→ Task directions:
Lines that include the word "height" are the ones to copy.

→ Given records:
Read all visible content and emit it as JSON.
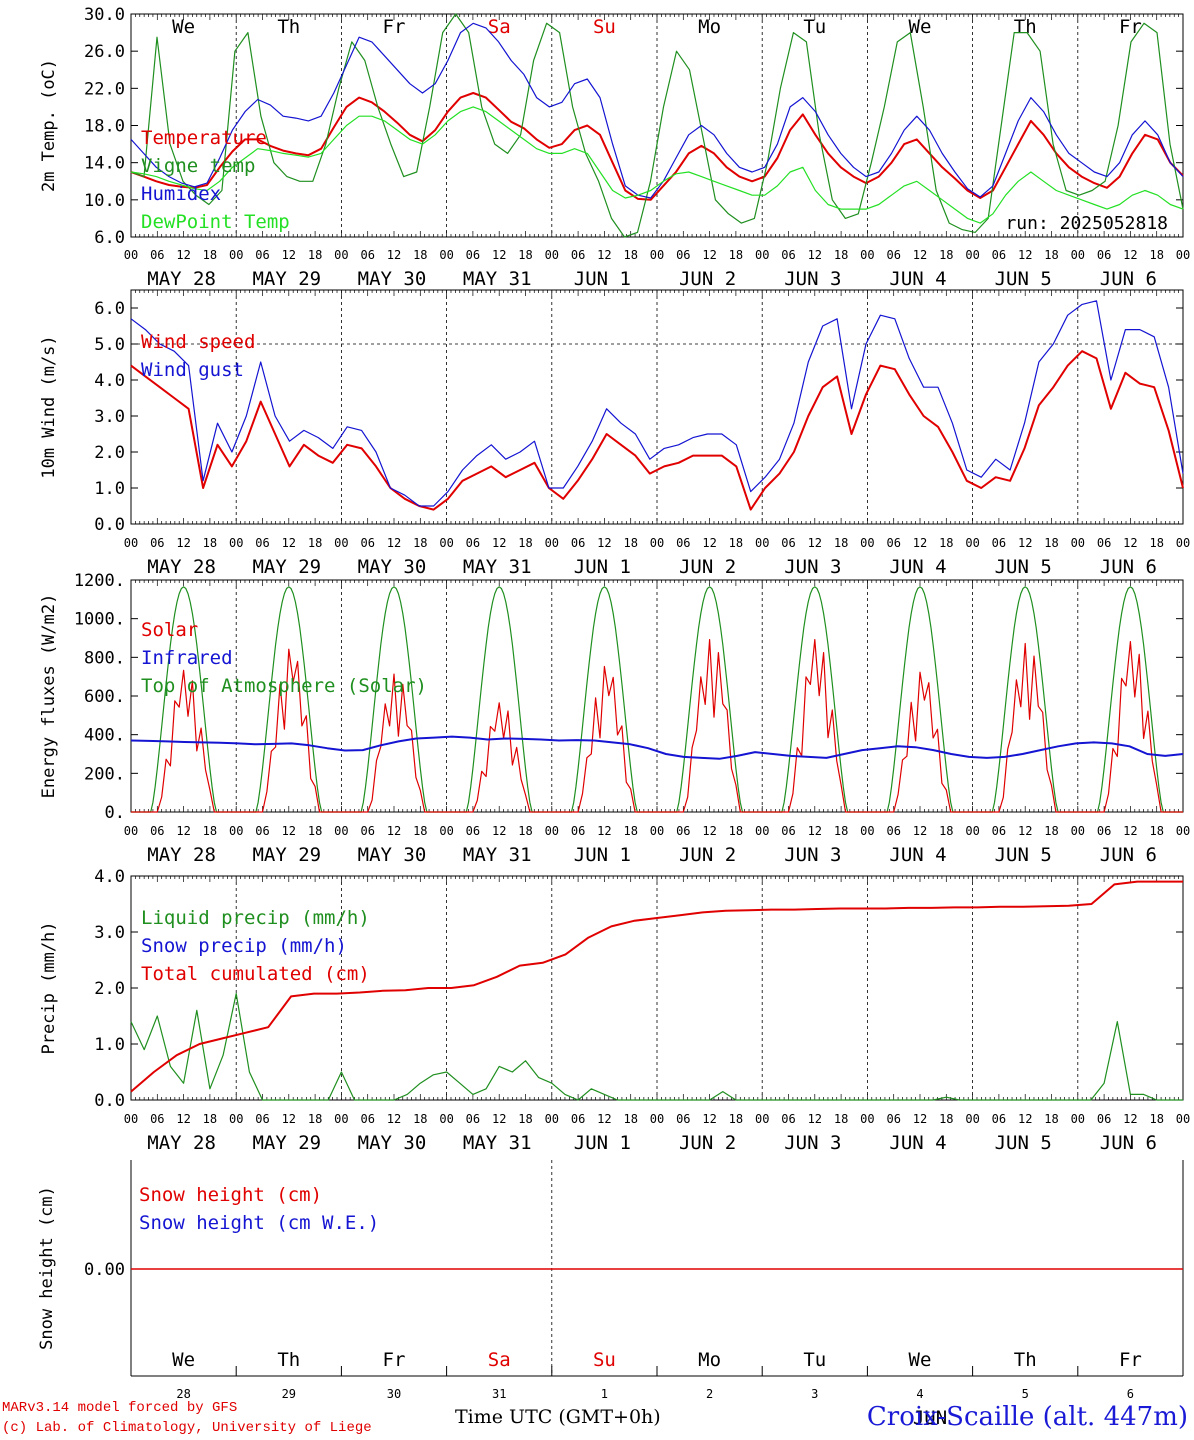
{
  "days": [
    "MAY 28",
    "MAY 29",
    "MAY 30",
    "MAY 31",
    "JUN  1",
    "JUN  2",
    "JUN  3",
    "JUN  4",
    "JUN  5",
    "JUN  6"
  ],
  "weekdays": [
    "We",
    "Th",
    "Fr",
    "Sa",
    "Su",
    "Mo",
    "Tu",
    "We",
    "Th",
    "Fr"
  ],
  "weekday_colors": [
    "#000000",
    "#000000",
    "#000000",
    "#e00000",
    "#e00000",
    "#000000",
    "#000000",
    "#000000",
    "#000000",
    "#000000"
  ],
  "hour_ticks": [
    "00",
    "06",
    "12",
    "18"
  ],
  "day_numbers": [
    "28",
    "29",
    "30",
    "31",
    "1",
    "2",
    "3",
    "4",
    "5",
    "6"
  ],
  "month_label": "JUN",
  "run_label": "run: 2025052818",
  "footer": {
    "model": "MARv3.14 model forced by GFS",
    "copyright": "(c) Lab. of Climatology, University of Liege",
    "time_axis": "Time UTC (GMT+0h)",
    "station": "Croix-Scaille (alt. 447m)"
  },
  "chart_data": [
    {
      "type": "line",
      "ylabel": "2m Temp. (oC)",
      "ylim": [
        6,
        30
      ],
      "yticks": [
        "30.0",
        "26.0",
        "22.0",
        "18.0",
        "14.0",
        "10.0",
        "6.0"
      ],
      "x": "hours since May 28 00 UTC (3-hourly)",
      "series": [
        {
          "name": "Temperature",
          "color": "#e00000",
          "values": [
            13,
            12.5,
            12,
            11.6,
            11.4,
            11.3,
            11.6,
            13.5,
            15.2,
            16.5,
            16.5,
            15.8,
            15.3,
            15,
            14.8,
            15.5,
            17.8,
            20,
            21,
            20.5,
            19.5,
            18.3,
            17,
            16.3,
            17.5,
            19.5,
            21,
            21.5,
            21,
            19.7,
            18.4,
            17.7,
            16.5,
            15.6,
            16,
            17.5,
            18,
            17,
            14,
            11,
            10.1,
            10,
            11.5,
            13,
            15,
            15.8,
            15,
            13.5,
            12.5,
            12,
            12.5,
            14.5,
            17.5,
            19.2,
            17,
            15,
            13.5,
            12.5,
            11.8,
            12.5,
            14,
            16,
            16.5,
            15,
            13.5,
            12.3,
            11,
            10.2,
            11,
            13.5,
            16,
            18.5,
            17,
            15,
            13.5,
            12.5,
            11.8,
            11.3,
            12.5,
            15,
            17,
            16.5,
            14,
            12.6
          ]
        },
        {
          "name": "Vigne temp",
          "color": "#1f8f1f",
          "values": [
            13,
            12.5,
            27.5,
            16,
            12,
            10.5,
            9.5,
            11,
            26,
            28,
            19,
            14,
            12.5,
            12,
            12,
            16,
            22,
            27,
            25,
            20,
            16,
            12.5,
            13,
            20,
            28,
            30,
            28,
            20,
            16,
            15,
            17,
            25,
            29,
            28,
            20,
            15,
            12,
            8,
            6,
            6.5,
            12,
            20,
            26,
            24,
            17,
            10,
            8.5,
            7.5,
            8,
            14,
            22,
            28,
            27,
            17,
            10,
            8,
            8.5,
            14,
            20,
            27,
            28,
            20,
            11,
            7.5,
            6.8,
            6.5,
            8,
            18,
            28,
            28,
            26,
            16,
            11,
            10.5,
            11,
            12,
            18,
            27,
            29,
            28,
            16,
            9
          ]
        },
        {
          "name": "Humidex",
          "color": "#1414d2",
          "values": [
            16.5,
            15,
            13.5,
            12.5,
            11.8,
            11.4,
            11.8,
            14.5,
            17.5,
            19.5,
            20.8,
            20.2,
            19,
            18.8,
            18.5,
            19,
            21.5,
            24.5,
            27.5,
            27,
            25.5,
            24,
            22.5,
            21.5,
            22.5,
            25,
            28,
            29,
            28.5,
            27,
            25,
            23.5,
            21,
            20,
            20.5,
            22.5,
            23,
            21,
            16,
            11.5,
            10.5,
            10.2,
            12,
            14.5,
            17,
            18,
            17,
            15,
            13.5,
            13,
            13.5,
            16,
            20,
            21,
            19.5,
            17,
            15,
            13.5,
            12.5,
            13,
            15,
            17.5,
            19,
            17.5,
            15,
            13,
            11.2,
            10.3,
            11.5,
            15,
            18.5,
            21,
            19.5,
            17,
            15,
            14,
            13,
            12.5,
            14,
            17,
            18.5,
            17,
            14,
            12.5
          ]
        },
        {
          "name": "DewPoint Temp",
          "color": "#24e024",
          "values": [
            13,
            12.8,
            12.5,
            12,
            11.6,
            11.2,
            11,
            12,
            13.5,
            14.5,
            15.5,
            15.3,
            15,
            14.8,
            14.6,
            15,
            16.5,
            18,
            19,
            19,
            18.5,
            17.5,
            16.5,
            16,
            17,
            18.5,
            19.5,
            20,
            19.5,
            18.5,
            17.5,
            16.5,
            15.5,
            15,
            15,
            15.5,
            15,
            13,
            11,
            10.2,
            10.5,
            11,
            12,
            12.8,
            13,
            12.5,
            12,
            11.5,
            11,
            10.5,
            10.5,
            11.5,
            13,
            13.5,
            11,
            9.5,
            9,
            9,
            9,
            9.5,
            10.5,
            11.5,
            12,
            11,
            10,
            9,
            8,
            7.5,
            8.5,
            10.5,
            12,
            13,
            12,
            11,
            10.5,
            10,
            9.5,
            9,
            9.5,
            10.5,
            11,
            10.5,
            9.5,
            9
          ]
        }
      ]
    },
    {
      "type": "line",
      "ylabel": "10m Wind (m/s)",
      "ylim": [
        0,
        6.5
      ],
      "yticks": [
        "6.0",
        "5.0",
        "4.0",
        "3.0",
        "2.0",
        "1.0",
        "0.0"
      ],
      "reference_line": 5.0,
      "series": [
        {
          "name": "Wind speed",
          "color": "#e00000",
          "values": [
            4.4,
            4.1,
            3.8,
            3.5,
            3.2,
            1.0,
            2.2,
            1.6,
            2.3,
            3.4,
            2.5,
            1.6,
            2.2,
            1.9,
            1.7,
            2.2,
            2.1,
            1.6,
            1.0,
            0.7,
            0.5,
            0.4,
            0.7,
            1.2,
            1.4,
            1.6,
            1.3,
            1.5,
            1.7,
            1.0,
            0.7,
            1.2,
            1.8,
            2.5,
            2.2,
            1.9,
            1.4,
            1.6,
            1.7,
            1.9,
            1.9,
            1.9,
            1.6,
            0.4,
            1.0,
            1.4,
            2.0,
            3.0,
            3.8,
            4.1,
            2.5,
            3.6,
            4.4,
            4.3,
            3.6,
            3.0,
            2.7,
            2.0,
            1.2,
            1.0,
            1.3,
            1.2,
            2.1,
            3.3,
            3.8,
            4.4,
            4.8,
            4.6,
            3.2,
            4.2,
            3.9,
            3.8,
            2.6,
            1.0
          ]
        },
        {
          "name": "Wind gust",
          "color": "#1414d2",
          "values": [
            5.7,
            5.4,
            5.0,
            4.8,
            4.4,
            1.2,
            2.8,
            2.0,
            3.0,
            4.5,
            3.0,
            2.3,
            2.6,
            2.4,
            2.1,
            2.7,
            2.6,
            2.0,
            1.0,
            0.8,
            0.5,
            0.5,
            0.9,
            1.5,
            1.9,
            2.2,
            1.8,
            2.0,
            2.3,
            1.0,
            1.0,
            1.6,
            2.3,
            3.2,
            2.8,
            2.5,
            1.8,
            2.1,
            2.2,
            2.4,
            2.5,
            2.5,
            2.2,
            0.9,
            1.3,
            1.8,
            2.8,
            4.5,
            5.5,
            5.7,
            3.2,
            5.0,
            5.8,
            5.7,
            4.6,
            3.8,
            3.8,
            2.8,
            1.5,
            1.3,
            1.8,
            1.5,
            2.8,
            4.5,
            5.0,
            5.8,
            6.1,
            6.2,
            4.0,
            5.4,
            5.4,
            5.2,
            3.8,
            1.4
          ]
        }
      ]
    },
    {
      "type": "line",
      "ylabel": "Energy fluxes (W/m2)",
      "ylim": [
        0,
        1200
      ],
      "yticks": [
        "1200.",
        "1000.",
        "800.",
        "600.",
        "400.",
        "200.",
        "0."
      ],
      "series": [
        {
          "name": "Solar",
          "color": "#e00000",
          "daily_peaks": [
            740,
            850,
            720,
            570,
            760,
            900,
            900,
            730,
            880,
            890
          ]
        },
        {
          "name": "Infrared",
          "color": "#1414d2",
          "values": [
            370,
            368,
            365,
            362,
            360,
            358,
            355,
            350,
            352,
            355,
            345,
            330,
            318,
            320,
            345,
            365,
            380,
            385,
            390,
            385,
            375,
            380,
            378,
            375,
            370,
            372,
            370,
            360,
            350,
            330,
            300,
            285,
            280,
            275,
            290,
            310,
            300,
            290,
            285,
            280,
            300,
            320,
            330,
            340,
            335,
            320,
            300,
            285,
            280,
            285,
            300,
            320,
            340,
            355,
            360,
            355,
            340,
            300,
            290,
            300
          ]
        },
        {
          "name": "Top of Atmosphere (Solar)",
          "color": "#1f8f1f",
          "daily_peaks": [
            1165,
            1165,
            1165,
            1165,
            1165,
            1165,
            1165,
            1165,
            1165,
            1165
          ]
        }
      ]
    },
    {
      "type": "line",
      "ylabel": "Precip (mm/h)",
      "ylim": [
        0,
        4.0
      ],
      "yticks": [
        "4.0",
        "3.0",
        "2.0",
        "1.0",
        "0.0"
      ],
      "series": [
        {
          "name": "Liquid precip (mm/h)",
          "color": "#1f8f1f",
          "values": [
            1.4,
            0.9,
            1.5,
            0.6,
            0.3,
            1.6,
            0.2,
            0.8,
            1.9,
            0.5,
            0,
            0,
            0,
            0,
            0,
            0,
            0.5,
            0,
            0,
            0,
            0,
            0.1,
            0.3,
            0.45,
            0.5,
            0.3,
            0.1,
            0.2,
            0.6,
            0.5,
            0.7,
            0.4,
            0.3,
            0.1,
            0,
            0.2,
            0.1,
            0,
            0,
            0,
            0,
            0,
            0,
            0,
            0,
            0.15,
            0,
            0,
            0,
            0,
            0,
            0,
            0,
            0,
            0,
            0,
            0,
            0,
            0,
            0,
            0,
            0,
            0.05,
            0,
            0,
            0,
            0,
            0,
            0,
            0,
            0,
            0,
            0,
            0,
            0.3,
            1.4,
            0.1,
            0.1,
            0,
            0,
            0
          ]
        },
        {
          "name": "Snow precip (mm/h)",
          "color": "#1414d2",
          "values": []
        },
        {
          "name": "Total cumulated (cm)",
          "color": "#e00000",
          "values": [
            0.15,
            0.5,
            0.8,
            1.0,
            1.1,
            1.2,
            1.3,
            1.85,
            1.9,
            1.9,
            1.92,
            1.95,
            1.96,
            2.0,
            2.0,
            2.05,
            2.2,
            2.4,
            2.45,
            2.6,
            2.9,
            3.1,
            3.2,
            3.25,
            3.3,
            3.35,
            3.38,
            3.39,
            3.4,
            3.4,
            3.41,
            3.42,
            3.42,
            3.42,
            3.43,
            3.43,
            3.44,
            3.44,
            3.45,
            3.45,
            3.46,
            3.47,
            3.5,
            3.85,
            3.9,
            3.9,
            3.9
          ]
        }
      ]
    },
    {
      "type": "line",
      "ylabel": "Snow height (cm)",
      "yticks": [
        "0.00"
      ],
      "series": [
        {
          "name": "Snow height (cm)",
          "color": "#e00000",
          "values": [
            0,
            0
          ]
        },
        {
          "name": "Snow height (cm W.E.)",
          "color": "#1414d2",
          "values": []
        }
      ]
    }
  ]
}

→ Result of this exercise:
      "ylabel": "Snow height (cm)",
          "name": "Snow height (cm)",
          "name": "Snow height (cm W.E.)",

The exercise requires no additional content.